# WHAT THE EXERCISE ASKS:
Write the records out again exactly, leaving no images in.
start
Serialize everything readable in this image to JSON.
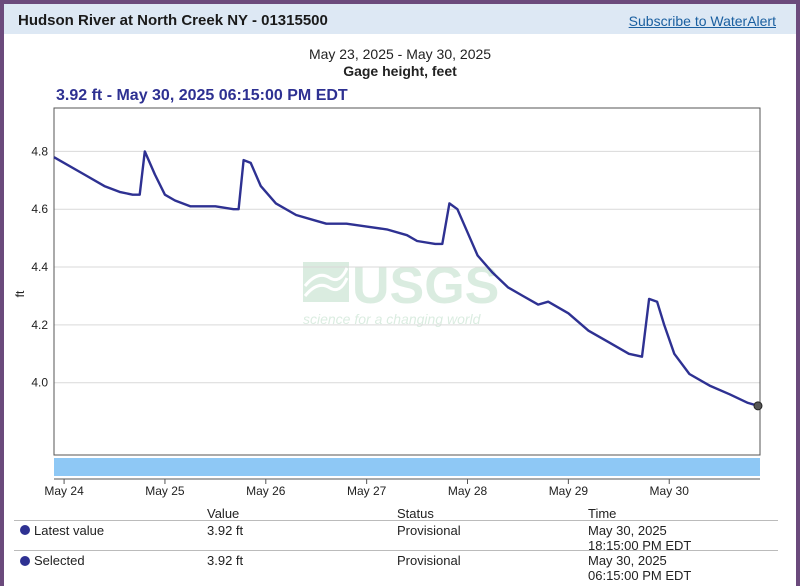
{
  "header": {
    "title": "Hudson River at North Creek NY - 01315500",
    "subscribe_label": "Subscribe to WaterAlert"
  },
  "readout": "3.92 ft - May 30, 2025 06:15:00 PM EDT",
  "watermark": {
    "logo_text": "USGS",
    "tagline": "science for a changing world"
  },
  "chart_data": {
    "type": "line",
    "title": "May 23, 2025 - May 30, 2025",
    "subtitle": "Gage height, feet",
    "ylabel": "ft",
    "xlabel": "",
    "xlim": [
      0,
      7.0
    ],
    "ylim": [
      3.75,
      4.95
    ],
    "y_ticks": [
      4.0,
      4.2,
      4.4,
      4.6,
      4.8
    ],
    "x_ticks": [
      {
        "label": "May 24",
        "x": 0.1
      },
      {
        "label": "May 25",
        "x": 1.1
      },
      {
        "label": "May 26",
        "x": 2.1
      },
      {
        "label": "May 27",
        "x": 3.1
      },
      {
        "label": "May 28",
        "x": 4.1
      },
      {
        "label": "May 29",
        "x": 5.1
      },
      {
        "label": "May 30",
        "x": 6.1
      }
    ],
    "grid": true,
    "color": "#2e3192",
    "series": [
      {
        "name": "",
        "x": [
          0.0,
          0.3,
          0.5,
          0.65,
          0.78,
          0.85,
          0.9,
          1.0,
          1.1,
          1.2,
          1.35,
          1.45,
          1.6,
          1.78,
          1.83,
          1.88,
          1.95,
          2.05,
          2.2,
          2.4,
          2.6,
          2.7,
          2.9,
          3.1,
          3.3,
          3.5,
          3.6,
          3.78,
          3.85,
          3.92,
          4.0,
          4.1,
          4.2,
          4.35,
          4.5,
          4.65,
          4.8,
          4.9,
          5.1,
          5.3,
          5.5,
          5.7,
          5.83,
          5.9,
          5.98,
          6.05,
          6.15,
          6.3,
          6.5,
          6.7,
          6.88,
          6.98
        ],
        "y": [
          4.78,
          4.72,
          4.68,
          4.66,
          4.65,
          4.65,
          4.8,
          4.72,
          4.65,
          4.63,
          4.61,
          4.61,
          4.61,
          4.6,
          4.6,
          4.77,
          4.76,
          4.68,
          4.62,
          4.58,
          4.56,
          4.55,
          4.55,
          4.54,
          4.53,
          4.51,
          4.49,
          4.48,
          4.48,
          4.62,
          4.6,
          4.52,
          4.44,
          4.38,
          4.33,
          4.3,
          4.27,
          4.28,
          4.24,
          4.18,
          4.14,
          4.1,
          4.09,
          4.29,
          4.28,
          4.2,
          4.1,
          4.03,
          3.99,
          3.96,
          3.93,
          3.92
        ]
      }
    ]
  },
  "table": {
    "headers": {
      "value": "Value",
      "status": "Status",
      "time": "Time"
    },
    "rows": [
      {
        "label": "Latest value",
        "value": "3.92 ft",
        "status": "Provisional",
        "time_date": "May 30, 2025",
        "time_clock": "18:15:00 PM EDT"
      },
      {
        "label": "Selected",
        "value": "3.92 ft",
        "status": "Provisional",
        "time_date": "May 30, 2025",
        "time_clock": "06:15:00 PM EDT"
      }
    ]
  }
}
end
# EXERCISE RESULT:
Serialize everything readable in this image to JSON.
{
  "header": {
    "title": "Hudson River at North Creek NY - 01315500",
    "subscribe_label": "Subscribe to WaterAlert"
  },
  "readout": "3.92 ft - May 30, 2025 06:15:00 PM EDT",
  "watermark": {
    "logo_text": "USGS",
    "tagline": "science for a changing world"
  },
  "chart_data": {
    "type": "line",
    "title": "May 23, 2025 - May 30, 2025",
    "subtitle": "Gage height, feet",
    "ylabel": "ft",
    "xlabel": "",
    "xlim": [
      0,
      7.0
    ],
    "ylim": [
      3.75,
      4.95
    ],
    "y_ticks": [
      4.0,
      4.2,
      4.4,
      4.6,
      4.8
    ],
    "x_ticks": [
      {
        "label": "May 24",
        "x": 0.1
      },
      {
        "label": "May 25",
        "x": 1.1
      },
      {
        "label": "May 26",
        "x": 2.1
      },
      {
        "label": "May 27",
        "x": 3.1
      },
      {
        "label": "May 28",
        "x": 4.1
      },
      {
        "label": "May 29",
        "x": 5.1
      },
      {
        "label": "May 30",
        "x": 6.1
      }
    ],
    "grid": true,
    "color": "#2e3192",
    "series": [
      {
        "name": "",
        "x": [
          0.0,
          0.3,
          0.5,
          0.65,
          0.78,
          0.85,
          0.9,
          1.0,
          1.1,
          1.2,
          1.35,
          1.45,
          1.6,
          1.78,
          1.83,
          1.88,
          1.95,
          2.05,
          2.2,
          2.4,
          2.6,
          2.7,
          2.9,
          3.1,
          3.3,
          3.5,
          3.6,
          3.78,
          3.85,
          3.92,
          4.0,
          4.1,
          4.2,
          4.35,
          4.5,
          4.65,
          4.8,
          4.9,
          5.1,
          5.3,
          5.5,
          5.7,
          5.83,
          5.9,
          5.98,
          6.05,
          6.15,
          6.3,
          6.5,
          6.7,
          6.88,
          6.98
        ],
        "y": [
          4.78,
          4.72,
          4.68,
          4.66,
          4.65,
          4.65,
          4.8,
          4.72,
          4.65,
          4.63,
          4.61,
          4.61,
          4.61,
          4.6,
          4.6,
          4.77,
          4.76,
          4.68,
          4.62,
          4.58,
          4.56,
          4.55,
          4.55,
          4.54,
          4.53,
          4.51,
          4.49,
          4.48,
          4.48,
          4.62,
          4.6,
          4.52,
          4.44,
          4.38,
          4.33,
          4.3,
          4.27,
          4.28,
          4.24,
          4.18,
          4.14,
          4.1,
          4.09,
          4.29,
          4.28,
          4.2,
          4.1,
          4.03,
          3.99,
          3.96,
          3.93,
          3.92
        ]
      }
    ]
  },
  "table": {
    "headers": {
      "value": "Value",
      "status": "Status",
      "time": "Time"
    },
    "rows": [
      {
        "label": "Latest value",
        "value": "3.92 ft",
        "status": "Provisional",
        "time_date": "May 30, 2025",
        "time_clock": "18:15:00 PM EDT"
      },
      {
        "label": "Selected",
        "value": "3.92 ft",
        "status": "Provisional",
        "time_date": "May 30, 2025",
        "time_clock": "06:15:00 PM EDT"
      }
    ]
  }
}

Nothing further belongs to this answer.